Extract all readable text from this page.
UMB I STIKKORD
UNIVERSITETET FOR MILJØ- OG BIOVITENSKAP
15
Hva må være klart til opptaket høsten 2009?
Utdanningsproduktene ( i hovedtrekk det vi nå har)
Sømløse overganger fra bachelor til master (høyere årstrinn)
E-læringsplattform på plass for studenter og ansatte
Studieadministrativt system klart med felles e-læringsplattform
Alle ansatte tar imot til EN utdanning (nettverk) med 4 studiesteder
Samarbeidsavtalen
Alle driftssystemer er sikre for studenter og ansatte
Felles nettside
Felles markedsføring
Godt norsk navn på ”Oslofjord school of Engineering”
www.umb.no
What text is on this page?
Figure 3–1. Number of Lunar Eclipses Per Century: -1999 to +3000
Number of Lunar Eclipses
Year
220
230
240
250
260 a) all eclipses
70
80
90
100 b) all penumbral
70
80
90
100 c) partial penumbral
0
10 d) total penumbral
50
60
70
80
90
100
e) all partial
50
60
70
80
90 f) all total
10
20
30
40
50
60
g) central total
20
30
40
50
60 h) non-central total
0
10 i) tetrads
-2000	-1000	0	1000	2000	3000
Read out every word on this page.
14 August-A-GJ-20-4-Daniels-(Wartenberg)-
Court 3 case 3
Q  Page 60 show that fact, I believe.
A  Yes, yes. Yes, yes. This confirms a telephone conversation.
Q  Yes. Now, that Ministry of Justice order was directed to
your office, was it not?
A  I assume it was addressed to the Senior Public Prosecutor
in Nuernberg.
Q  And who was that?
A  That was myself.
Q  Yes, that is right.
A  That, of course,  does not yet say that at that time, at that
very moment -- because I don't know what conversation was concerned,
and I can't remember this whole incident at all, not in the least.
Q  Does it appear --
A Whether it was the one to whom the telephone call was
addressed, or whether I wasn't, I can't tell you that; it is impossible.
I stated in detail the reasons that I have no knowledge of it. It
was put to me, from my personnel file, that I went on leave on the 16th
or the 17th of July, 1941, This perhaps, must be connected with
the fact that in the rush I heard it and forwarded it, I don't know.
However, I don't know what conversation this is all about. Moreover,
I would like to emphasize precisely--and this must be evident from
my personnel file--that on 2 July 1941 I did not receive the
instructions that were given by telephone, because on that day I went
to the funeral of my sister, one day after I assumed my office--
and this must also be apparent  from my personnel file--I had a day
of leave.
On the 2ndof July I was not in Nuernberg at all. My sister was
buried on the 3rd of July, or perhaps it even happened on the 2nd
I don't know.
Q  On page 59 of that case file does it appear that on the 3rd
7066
======
In the records, locate each line holding the string "Lunar" and copy it.

Answer to this task -
Figure 3–1. Number of Lunar Eclipses Per Century: -1999 to +3000
Number of Lunar Eclipses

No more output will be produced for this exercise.